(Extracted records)
--------------------------------------------------

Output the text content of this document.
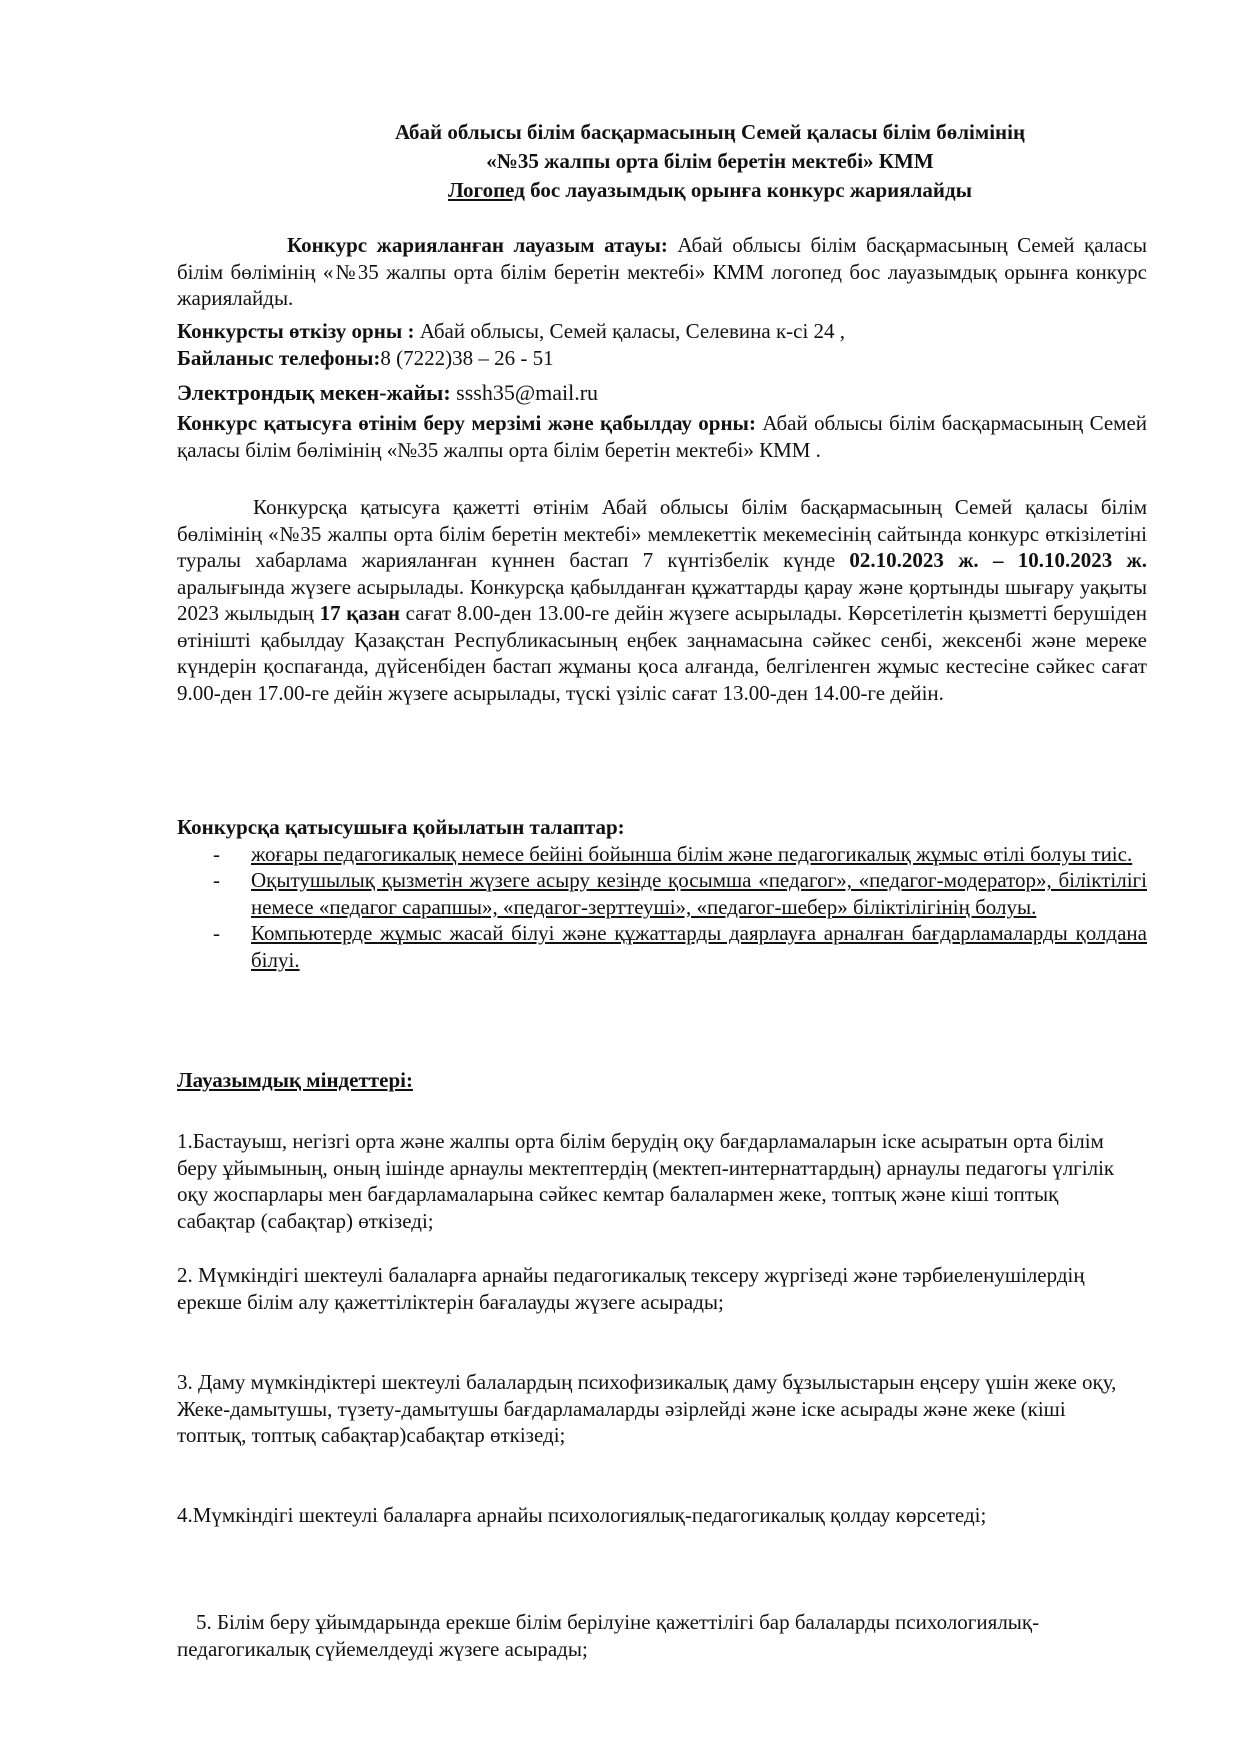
Абай облысы білім басқармасының Семей қаласы білім бөлімінің
«№35 жалпы орта білім беретін мектебі» КММ
Логопед бос лауазымдық орынға конкурс жариялайды
Конкурс жарияланған лауазым атауы: Абай облысы білім басқармасының Семей қаласы білім бөлімінің «№35 жалпы орта білім беретін мектебі» КММ логопед бос лауазымдық орынға конкурс жариялайды.
Конкурсты өткізу орны : Абай облысы, Семей қаласы, Селевина к-сі 24 ,
Байланыс телефоны:8 (7222)38 – 26 - 51
Электрондық мекен-жайы: sssh35@mail.ru
Конкурс қатысуға өтінім беру мерзімі және қабылдау орны: Абай облысы білім басқармасының Семей қаласы білім бөлімінің «№35 жалпы орта білім беретін мектебі» КММ .
Конкурсқа қатысуға қажетті өтінім Абай облысы білім басқармасының Семей қаласы білім бөлімінің «№35 жалпы орта білім беретін мектебі» мемлекеттік мекемесінің сайтында конкурс өткізілетіні туралы хабарлама жарияланған күннен бастап 7 күнтізбелік күнде 02.10.2023 ж. – 10.10.2023 ж. аралығында жүзеге асырылады. Конкурсқа қабылданған құжаттарды қарау және қортынды шығару уақыты 2023 жылыдың 17 қазан сағат 8.00-ден 13.00-ге дейін жүзеге асырылады. Көрсетілетін қызметті берушіден өтінішті қабылдау Қазақстан Республикасының еңбек заңнамасына сәйкес сенбі, жексенбі және мереке күндерін қоспағанда, дүйсенбіден бастап жұманы қоса алғанда, белгіленген жұмыс кестесіне сәйкес сағат 9.00-ден 17.00-ге дейін жүзеге асырылады, түскі үзіліс сағат 13.00-ден 14.00-ге дейін.
Конкурсқа қатысушыға қойылатын талаптар:
- жоғары педагогикалық немесе бейіні бойынша білім және педагогикалық жұмыс өтілі болуы тиіс.
- Оқытушылық қызметін жүзеге асыру кезінде қосымша «педагог», «педагог-модератор», біліктілігі немесе «педагог сарапшы», «педагог-зерттеуші», «педагог-шебер» біліктілігінің болуы.
- Компьютерде жұмыс жасай білуі және құжаттарды даярлауға арналған бағдарламаларды қолдана білуі.
Лауазымдық міндеттері:

1.Бастауыш, негізгі орта және жалпы орта білім берудің оқу бағдарламаларын іске асыратын орта білім беру ұйымының, оның ішінде арнаулы мектептердің (мектеп-интернаттардың) арнаулы педагогы үлгілік оқу жоспарлары мен бағдарламаларына сәйкес кемтар балалармен жеке, топтық және кіші топтық сабақтар (сабақтар) өткізеді;

2. Мүмкіндігі шектеулі балаларға арнайы педагогикалық тексеру жүргізеді және тәрбиеленушілердің ерекше білім алу қажеттіліктерін бағалауды жүзеге асырады;

3. Даму мүмкіндіктері шектеулі балалардың психофизикалық даму бұзылыстарын еңсеру үшін жеке оқу, Жеке-дамытушы, түзету-дамытушы бағдарламаларды әзірлейді және іске асырады және жеке (кіші топтық, топтық сабақтар)сабақтар өткізеді;

4.Мүмкіндігі шектеулі балаларға арнайы психологиялық-педагогикалық қолдау көрсетеді;

5. Білім беру ұйымдарында ерекше білім берілуіне қажеттілігі бар балаларды психологиялық-педагогикалық сүйемелдеуді жүзеге асырады;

--------------------------------------------------

§ **WORK REQUIRED**
Find the lines above that contain the word "өткізеді" and collect them.

§ **RESPONSE TO THIS EXERCISE**
1.Бастауыш, негізгі орта және жалпы орта білім берудің оқу бағдарламаларын іске асыратын орта білім беру ұйымының, оның ішінде арнаулы мектептердің (мектеп-интернаттардың) арнаулы педагогы үлгілік оқу жоспарлары мен бағдарламаларына сәйкес кемтар балалармен жеке, топтық және кіші топтық сабақтар (сабақтар) өткізеді;
3. Даму мүмкіндіктері шектеулі балалардың психофизикалық даму бұзылыстарын еңсеру үшін жеке оқу, Жеке-дамытушы, түзету-дамытушы бағдарламаларды әзірлейді және іске асырады және жеке (кіші топтық, топтық сабақтар)сабақтар өткізеді;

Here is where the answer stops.